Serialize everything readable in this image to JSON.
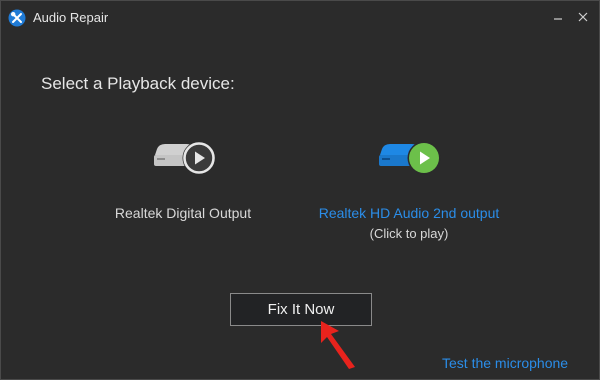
{
  "window": {
    "title": "Audio Repair",
    "app_icon": "wrench-screwdriver-icon",
    "controls": {
      "minimize_icon": "minimize-icon",
      "close_icon": "close-icon"
    }
  },
  "main": {
    "prompt": "Select a Playback device:",
    "devices": [
      {
        "name": "Realtek Digital Output",
        "icon": "speaker-device-play-icon",
        "selected": false,
        "color": "#c9c9c9",
        "play_color": "#3a3a3a"
      },
      {
        "name": "Realtek HD Audio 2nd output",
        "hint": "(Click to play)",
        "icon": "speaker-device-play-icon",
        "selected": true,
        "color": "#1e88e5",
        "play_color": "#6cc04a"
      }
    ],
    "fix_button": "Fix It Now",
    "test_link": "Test the microphone"
  },
  "colors": {
    "background": "#2b2b2b",
    "accent_blue": "#2b8de8",
    "play_green": "#6cc04a",
    "annotation_arrow": "#e8231d"
  }
}
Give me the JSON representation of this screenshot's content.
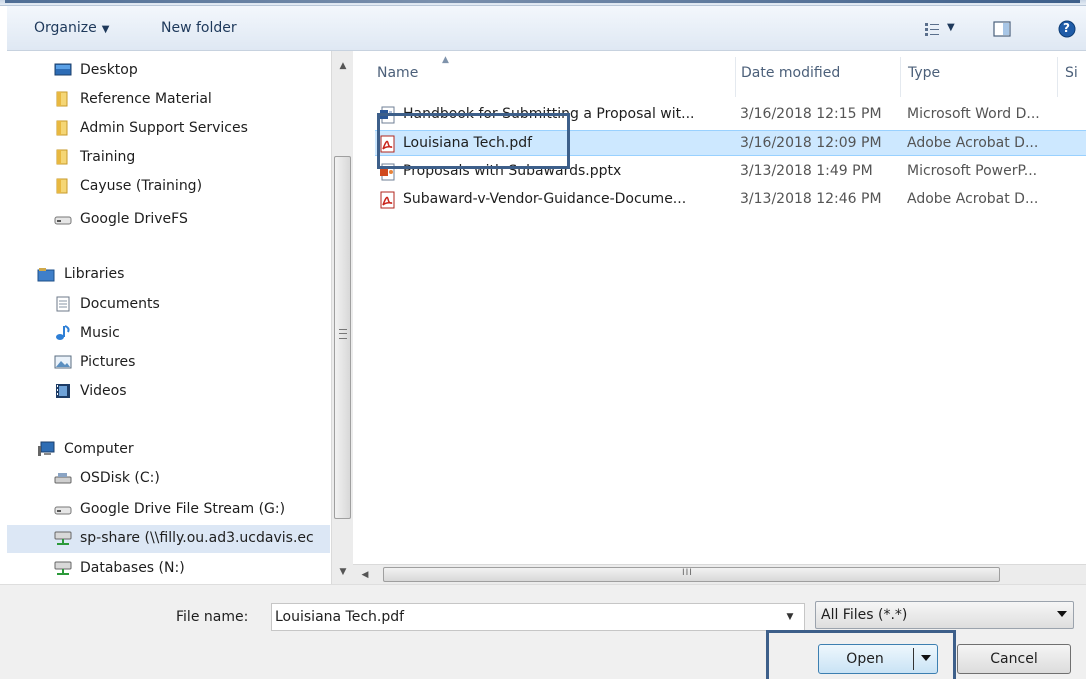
{
  "toolbar": {
    "organize_label": "Organize",
    "organize_caret": "▼",
    "new_folder_label": "New folder",
    "views_caret": "▼",
    "help_glyph": "?"
  },
  "nav": {
    "favorites": [
      {
        "label": "Desktop",
        "icon": "desktop-icon"
      },
      {
        "label": "Reference Material",
        "icon": "folder-icon"
      },
      {
        "label": "Admin Support Services",
        "icon": "folder-icon"
      },
      {
        "label": "Training",
        "icon": "folder-icon"
      },
      {
        "label": "Cayuse (Training)",
        "icon": "folder-icon"
      },
      {
        "label": "Google DriveFS",
        "icon": "drive-icon"
      }
    ],
    "libraries_label": "Libraries",
    "libraries": [
      {
        "label": "Documents",
        "icon": "documents-icon"
      },
      {
        "label": "Music",
        "icon": "music-icon"
      },
      {
        "label": "Pictures",
        "icon": "pictures-icon"
      },
      {
        "label": "Videos",
        "icon": "videos-icon"
      }
    ],
    "computer_label": "Computer",
    "computer": [
      {
        "label": "OSDisk (C:)",
        "icon": "disk-icon"
      },
      {
        "label": "Google Drive File Stream (G:)",
        "icon": "drive-icon"
      },
      {
        "label": "sp-share (\\\\filly.ou.ad3.ucdavis.ec",
        "icon": "network-drive-icon",
        "selected": true
      },
      {
        "label": "Databases (N:)",
        "icon": "network-drive-icon"
      }
    ]
  },
  "files": {
    "columns": {
      "name": "Name",
      "date": "Date modified",
      "type": "Type",
      "size": "Si"
    },
    "rows": [
      {
        "name": "Handbook for Submitting a Proposal wit...",
        "date": "3/16/2018 12:15 PM",
        "type": "Microsoft Word D...",
        "icon": "word-doc-icon"
      },
      {
        "name": "Louisiana Tech.pdf",
        "date": "3/16/2018 12:09 PM",
        "type": "Adobe Acrobat D...",
        "icon": "pdf-icon",
        "selected": true
      },
      {
        "name": "Proposals with Subawards.pptx",
        "date": "3/13/2018 1:49 PM",
        "type": "Microsoft PowerP...",
        "icon": "powerpoint-icon"
      },
      {
        "name": "Subaward-v-Vendor-Guidance-Docume...",
        "date": "3/13/2018 12:46 PM",
        "type": "Adobe Acrobat D...",
        "icon": "pdf-icon"
      }
    ],
    "hscroll_grip": "III"
  },
  "bottom": {
    "file_name_label": "File name:",
    "file_name_value": "Louisiana Tech.pdf",
    "filter_value": "All Files (*.*)",
    "open_label": "Open",
    "cancel_label": "Cancel"
  },
  "colors": {
    "accent_border": "#3d5f8a",
    "selection": "#cde8ff",
    "toolbar_text": "#1e395b"
  }
}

### Brief
What comes back should match the records exactly, minus any pictures.

### Written solution
Serialize everything readable in this image to JSON.
{
  "window": {
    "title": "Audio Repair",
    "app_icon": "wrench-screwdriver-icon",
    "controls": {
      "minimize_icon": "minimize-icon",
      "close_icon": "close-icon"
    }
  },
  "main": {
    "prompt": "Select a Playback device:",
    "devices": [
      {
        "name": "Realtek Digital Output",
        "icon": "speaker-device-play-icon",
        "selected": false,
        "color": "#c9c9c9",
        "play_color": "#3a3a3a"
      },
      {
        "name": "Realtek HD Audio 2nd output",
        "hint": "(Click to play)",
        "icon": "speaker-device-play-icon",
        "selected": true,
        "color": "#1e88e5",
        "play_color": "#6cc04a"
      }
    ],
    "fix_button": "Fix It Now",
    "test_link": "Test the microphone"
  },
  "colors": {
    "background": "#2b2b2b",
    "accent_blue": "#2b8de8",
    "play_green": "#6cc04a",
    "annotation_arrow": "#e8231d"
  }
}
Give me the JSON representation of this screenshot's content.
{
  "toolbar": {
    "organize_label": "Organize",
    "organize_caret": "▼",
    "new_folder_label": "New folder",
    "views_caret": "▼",
    "help_glyph": "?"
  },
  "nav": {
    "favorites": [
      {
        "label": "Desktop",
        "icon": "desktop-icon"
      },
      {
        "label": "Reference Material",
        "icon": "folder-icon"
      },
      {
        "label": "Admin Support Services",
        "icon": "folder-icon"
      },
      {
        "label": "Training",
        "icon": "folder-icon"
      },
      {
        "label": "Cayuse (Training)",
        "icon": "folder-icon"
      },
      {
        "label": "Google DriveFS",
        "icon": "drive-icon"
      }
    ],
    "libraries_label": "Libraries",
    "libraries": [
      {
        "label": "Documents",
        "icon": "documents-icon"
      },
      {
        "label": "Music",
        "icon": "music-icon"
      },
      {
        "label": "Pictures",
        "icon": "pictures-icon"
      },
      {
        "label": "Videos",
        "icon": "videos-icon"
      }
    ],
    "computer_label": "Computer",
    "computer": [
      {
        "label": "OSDisk (C:)",
        "icon": "disk-icon"
      },
      {
        "label": "Google Drive File Stream (G:)",
        "icon": "drive-icon"
      },
      {
        "label": "sp-share (\\\\filly.ou.ad3.ucdavis.ec",
        "icon": "network-drive-icon",
        "selected": true
      },
      {
        "label": "Databases (N:)",
        "icon": "network-drive-icon"
      }
    ]
  },
  "files": {
    "columns": {
      "name": "Name",
      "date": "Date modified",
      "type": "Type",
      "size": "Si"
    },
    "rows": [
      {
        "name": "Handbook for Submitting a Proposal wit...",
        "date": "3/16/2018 12:15 PM",
        "type": "Microsoft Word D...",
        "icon": "word-doc-icon"
      },
      {
        "name": "Louisiana Tech.pdf",
        "date": "3/16/2018 12:09 PM",
        "type": "Adobe Acrobat D...",
        "icon": "pdf-icon",
        "selected": true
      },
      {
        "name": "Proposals with Subawards.pptx",
        "date": "3/13/2018 1:49 PM",
        "type": "Microsoft PowerP...",
        "icon": "powerpoint-icon"
      },
      {
        "name": "Subaward-v-Vendor-Guidance-Docume...",
        "date": "3/13/2018 12:46 PM",
        "type": "Adobe Acrobat D...",
        "icon": "pdf-icon"
      }
    ],
    "hscroll_grip": "III"
  },
  "bottom": {
    "file_name_label": "File name:",
    "file_name_value": "Louisiana Tech.pdf",
    "filter_value": "All Files (*.*)",
    "open_label": "Open",
    "cancel_label": "Cancel"
  },
  "colors": {
    "accent_border": "#3d5f8a",
    "selection": "#cde8ff",
    "toolbar_text": "#1e395b"
  }
}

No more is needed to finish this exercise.